_What is required:_
Give the number of lines containing the word "mL盐酸溶液" and nothing more.

Dataset entries
..........

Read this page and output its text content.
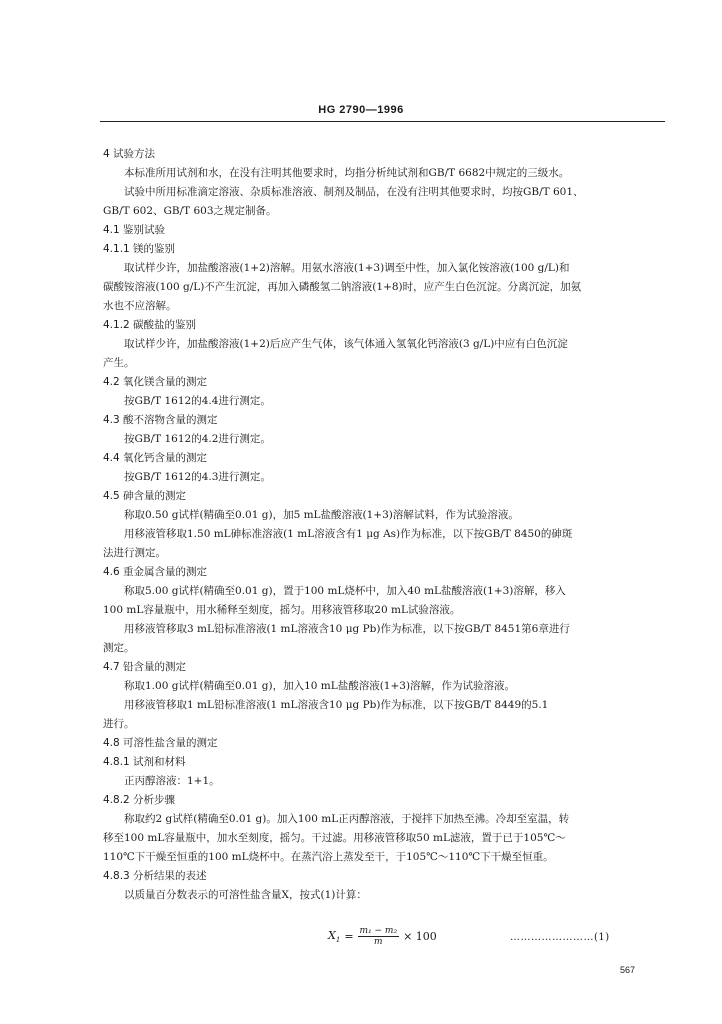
HG 2790—1996
4 试验方法
本标准所用试剂和水，在没有注明其他要求时，均指分析纯试剂和GB/T 6682中规定的三级水。
试验中所用标准滴定溶液、杂质标准溶液、制剂及制品，在没有注明其他要求时，均按GB/T 601、
GB/T 602、GB/T 603之规定制备。
4.1 鉴别试验
4.1.1 镁的鉴别
取试样少许，加盐酸溶液(1+2)溶解。用氨水溶液(1+3)调至中性，加入氯化铵溶液(100 g/L)和
碳酸铵溶液(100 g/L)不产生沉淀，再加入磷酸氢二钠溶液(1+8)时，应产生白色沉淀。分离沉淀，加氨
水也不应溶解。
4.1.2 碳酸盐的鉴别
取试样少许，加盐酸溶液(1+2)后应产生气体，该气体通入氢氧化钙溶液(3 g/L)中应有白色沉淀
产生。
4.2 氧化镁含量的测定
按GB/T 1612的4.4进行测定。
4.3 酸不溶物含量的测定
按GB/T 1612的4.2进行测定。
4.4 氧化钙含量的测定
按GB/T 1612的4.3进行测定。
4.5 砷含量的测定
称取0.50 g试样(精确至0.01 g)，加5 mL盐酸溶液(1+3)溶解试料，作为试验溶液。
用移液管移取1.50 mL砷标准溶液(1 mL溶液含有1 μg As)作为标准，以下按GB/T 8450的砷斑
法进行测定。
4.6 重金属含量的测定
称取5.00 g试样(精确至0.01 g)，置于100 mL烧杯中，加入40 mL盐酸溶液(1+3)溶解，移入
100 mL容量瓶中，用水稀释至刻度，摇匀。用移液管移取20 mL试验溶液。
用移液管移取3 mL铅标准溶液(1 mL溶液含10 μg Pb)作为标准，以下按GB/T 8451第6章进行
测定。
4.7 铅含量的测定
称取1.00 g试样(精确至0.01 g)，加入10 mL盐酸溶液(1+3)溶解，作为试验溶液。
用移液管移取1 mL铅标准溶液(1 mL溶液含10 μg Pb)作为标准，以下按GB/T 8449的5.1
进行。
4.8 可溶性盐含量的测定
4.8.1 试剂和材料
正丙醇溶液：1+1。
4.8.2 分析步骤
称取约2 g试样(精确至0.01 g)。加入100 mL正丙醇溶液，于搅拌下加热至沸。冷却至室温，转
移至100 mL容量瓶中，加水至刻度，摇匀。干过滤。用移液管移取50 mL滤液，置于已于105℃～
110℃下干燥至恒重的100 mL烧杯中。在蒸汽浴上蒸发至干，于105℃～110℃下干燥至恒重。
4.8.3 分析结果的表述
以质量百分数表示的可溶性盐含量X，按式(1)计算：
$X_1 = \frac{\text{m₁ − m₂}}{m} \times 100$	……………………(1)
567
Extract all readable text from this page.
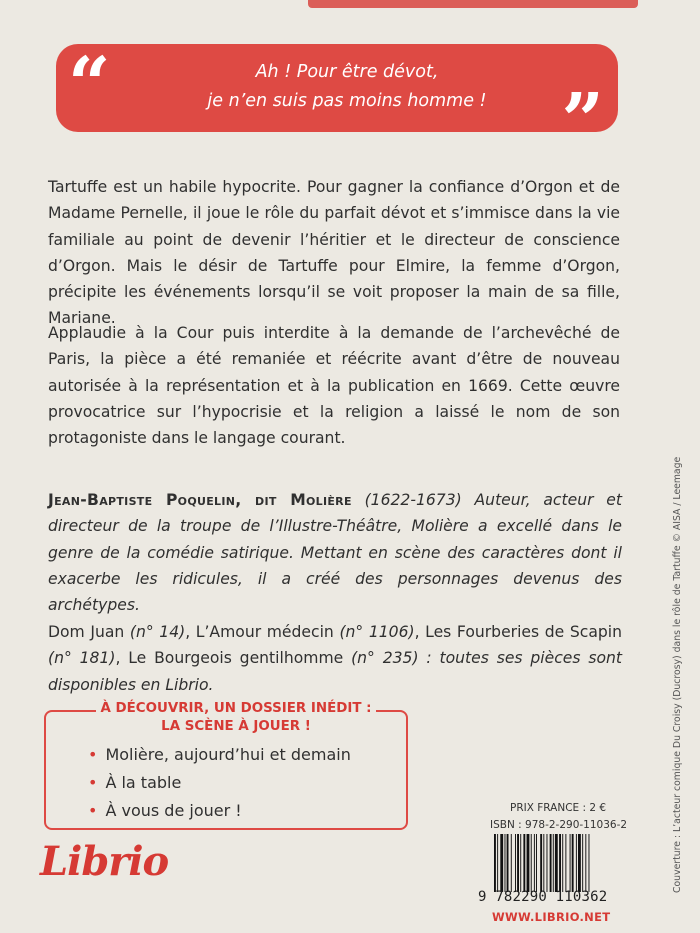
“	Ah ! Pour être dévot,
je n’en suis pas moins homme !	”

Tartuffe est un habile hypocrite. Pour gagner la confiance d’Orgon et de Madame Pernelle, il joue le rôle du parfait dévot et s’immisce dans la vie familiale au point de devenir l’héritier et le directeur de conscience d’Orgon. Mais le désir de Tartuffe pour Elmire, la femme d’Orgon, précipite les événements lorsqu’il se voit proposer la main de sa fille, Mariane.

Applaudie à la Cour puis interdite à la demande de l’archevêché de Paris, la pièce a été remaniée et réécrite avant d’être de nouveau autorisée à la représentation et à la publication en 1669. Cette œuvre provocatrice sur l’hypocrisie et la religion a laissé le nom de son protagoniste dans le langage courant.

Jean-Baptiste Poquelin, dit Molière (1622-1673) Auteur, acteur et directeur de la troupe de l’Illustre-Théâtre, Molière a excellé dans le genre de la comédie satirique. Mettant en scène des caractères dont il exacerbe les ridicules, il a créé des personnages devenus des archétypes.

Dom Juan (n° 14), L’Amour médecin (n° 1106), Les Fourberies de Scapin (n° 181), Le Bourgeois gentilhomme (n° 235) : toutes ses pièces sont disponibles en Librio.

À DÉCOUVRIR, UN DOSSIER INÉDIT :
LA SCÈNE À JOUER !
• Molière, aujourd’hui et demain
• À la table
• À vous de jouer !
Librio
PRIX FRANCE : 2 €
ISBN : 978-2-290-11036-2
9 782290 110362
WWW.LIBRIO.NET
Couverture : L’acteur comique Du Croisy (Ducrosy) dans le rôle de Tartuffe © AISA / Leemage
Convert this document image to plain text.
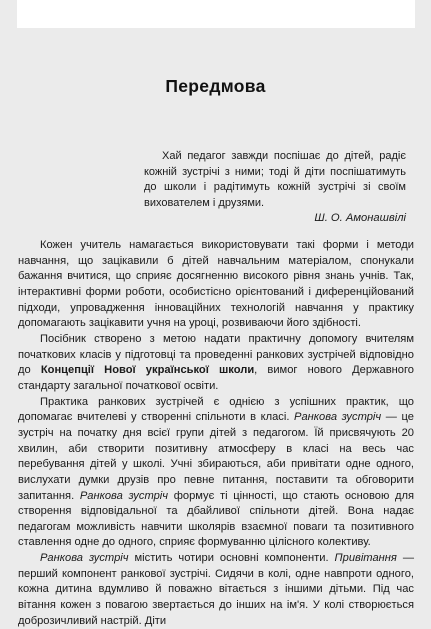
Передмова

Хай педагог завжди поспішає до дітей, радіє кожній зустрічі з ними; тоді й діти поспішатимуть до школи і радітимуть кожній зустрічі зі своїм вихователем і друзями.

Ш. О. Амонашвілі

Кожен учитель намагається використовувати такі форми і методи навчання, що зацікавили б дітей навчальним матеріалом, спонукали бажання вчитися, що сприяє досягненню високого рівня знань учнів. Так, інтерактивні форми роботи, особистісно орієнтований і диференційований підходи, упровадження інноваційних технологій навчання у практику допомагають зацікавити учня на уроці, розвиваючи його здібності.

Посібник створено з метою надати практичну допомогу вчителям початкових класів у підготовці та проведенні ранкових зустрічей відповідно до Концепції Нової української школи, вимог нового Державного стандарту загальної початкової освіти.

Практика ранкових зустрічей є однією з успішних практик, що допомагає вчителеві у створенні спільноти в класі. Ранкова зустріч — це зустріч на початку дня всієї групи дітей з педагогом. Їй присвячують 20 хвилин, аби створити позитивну атмосферу в класі на весь час перебування дітей у школі. Учні збираються, аби привітати одне одного, вислухати думки друзів про певне питання, поставити та обговорити запитання. Ранкова зустріч формує ті цінності, що стають основою для створення відповідальної та дбайливої спільноти дітей. Вона надає педагогам можливість навчити школярів взаємної поваги та позитивного ставлення одне до одного, сприяє формуванню цілісного колективу.

Ранкова зустріч містить чотири основні компоненти. Привітання — перший компонент ранкової зустрічі. Сидячи в колі, одне навпроти одного, кожна дитина вдумливо й поважно вітається з іншими дітьми. Під час вітання кожен з повагою звертається до інших на ім'я. У колі створюється доброзичливий настрій. Діти
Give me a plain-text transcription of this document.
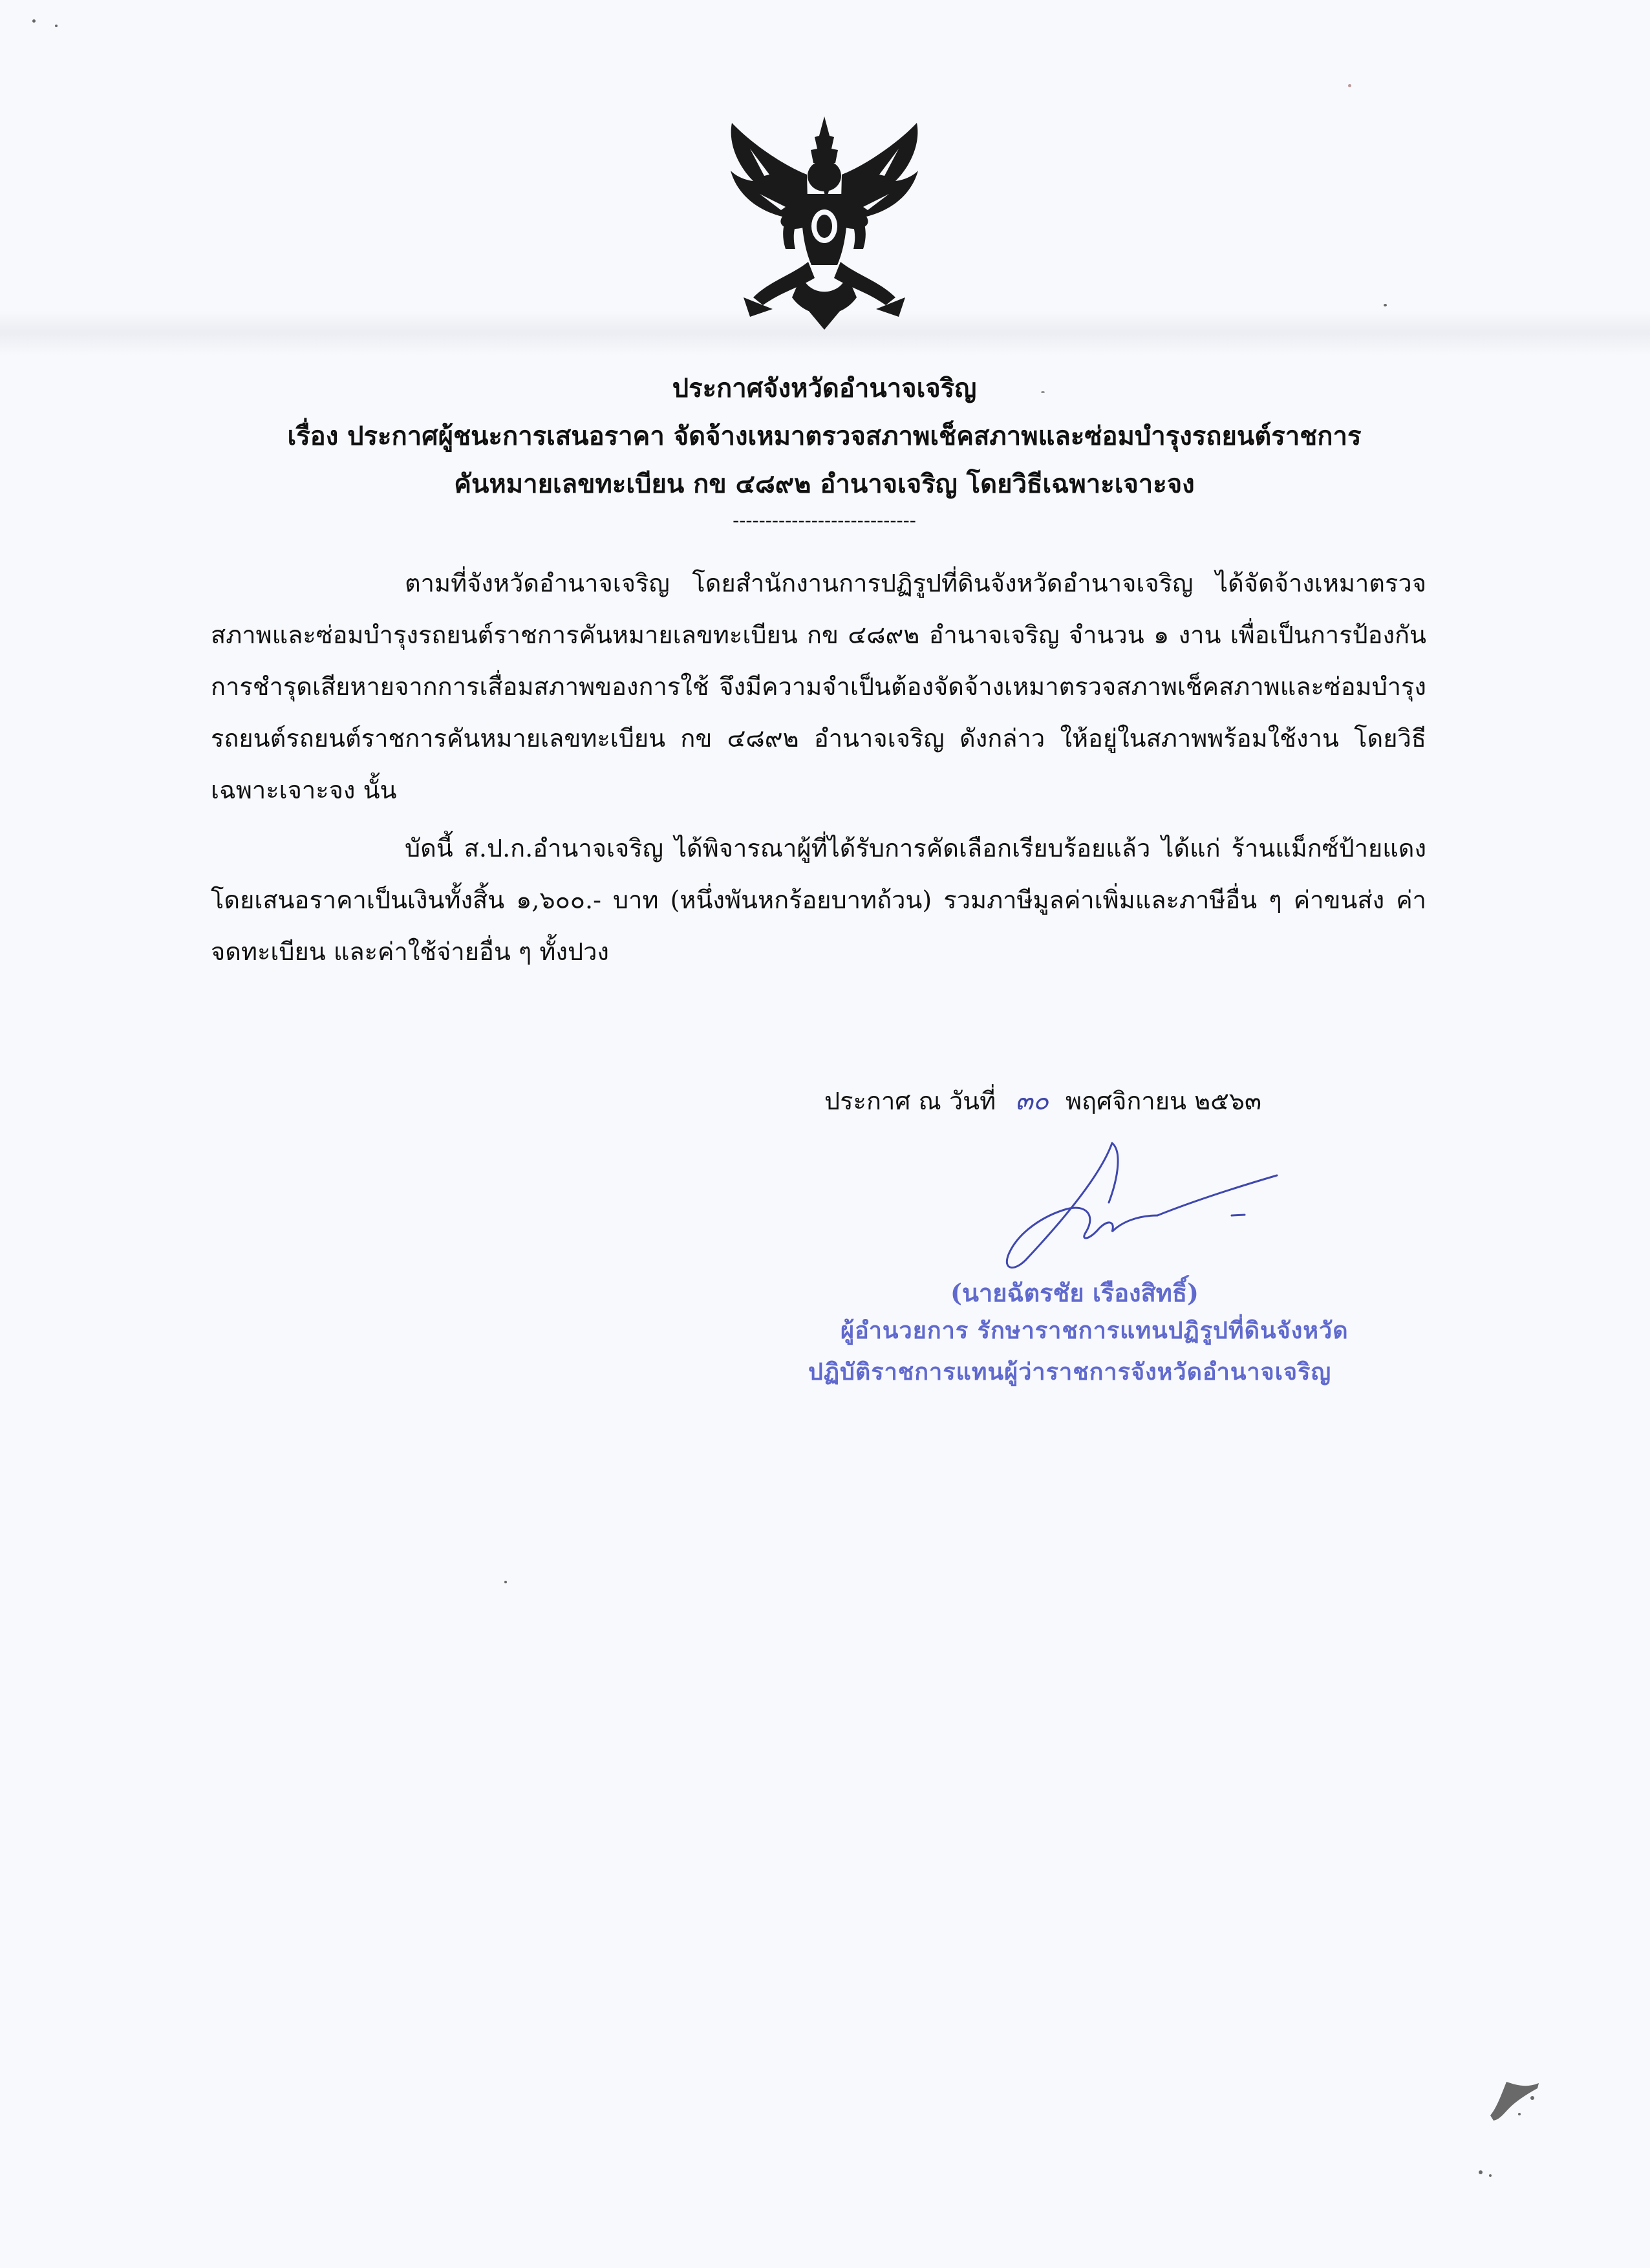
ประกาศจังหวัดอำนาจเจริญ
เรื่อง ประกาศผู้ชนะการเสนอราคา จัดจ้างเหมาตรวจสภาพเช็คสภาพและซ่อมบำรุงรถยนต์ราชการ
คันหมายเลขทะเบียน กข ๔๘๙๒ อำนาจเจริญ โดยวิธีเฉพาะเจาะจง
----------------------------

ตามที่จังหวัดอำนาจเจริญ โดยสำนักงานการปฏิรูปที่ดินจังหวัดอำนาจเจริญ ได้จัดจ้างเหมาตรวจสภาพและซ่อมบำรุงรถยนต์ราชการคันหมายเลขทะเบียน กข ๔๘๙๒ อำนาจเจริญ จำนวน ๑ งาน เพื่อเป็นการป้องกันการชำรุดเสียหายจากการเสื่อมสภาพของการใช้ จึงมีความจำเป็นต้องจัดจ้างเหมาตรวจสภาพเช็คสภาพและซ่อมบำรุงรถยนต์รถยนต์ราชการคันหมายเลขทะเบียน กข ๔๘๙๒ อำนาจเจริญ ดังกล่าว ให้อยู่ในสภาพพร้อมใช้งาน โดยวิธีเฉพาะเจาะจง นั้น

บัดนี้ ส.ป.ก.อำนาจเจริญ ได้พิจารณาผู้ที่ได้รับการคัดเลือกเรียบร้อยแล้ว ได้แก่ ร้านแม็กซ์ป้ายแดง โดยเสนอราคาเป็นเงินทั้งสิ้น ๑,๖๐๐.- บาท (หนึ่งพันหกร้อยบาทถ้วน) รวมภาษีมูลค่าเพิ่มและภาษีอื่น ๆ ค่าขนส่ง ค่าจดทะเบียน และค่าใช้จ่ายอื่น ๆ ทั้งปวง

ประกาศ ณ วันที่ ๓๐ พฤศจิกายน ๒๕๖๓
(นายฉัตรชัย เรืองสิทธิ์)
ผู้อำนวยการ รักษาราชการแทนปฏิรูปที่ดินจังหวัด
ปฏิบัติราชการแทนผู้ว่าราชการจังหวัดอำนาจเจริญ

..........

_Full answer:_
3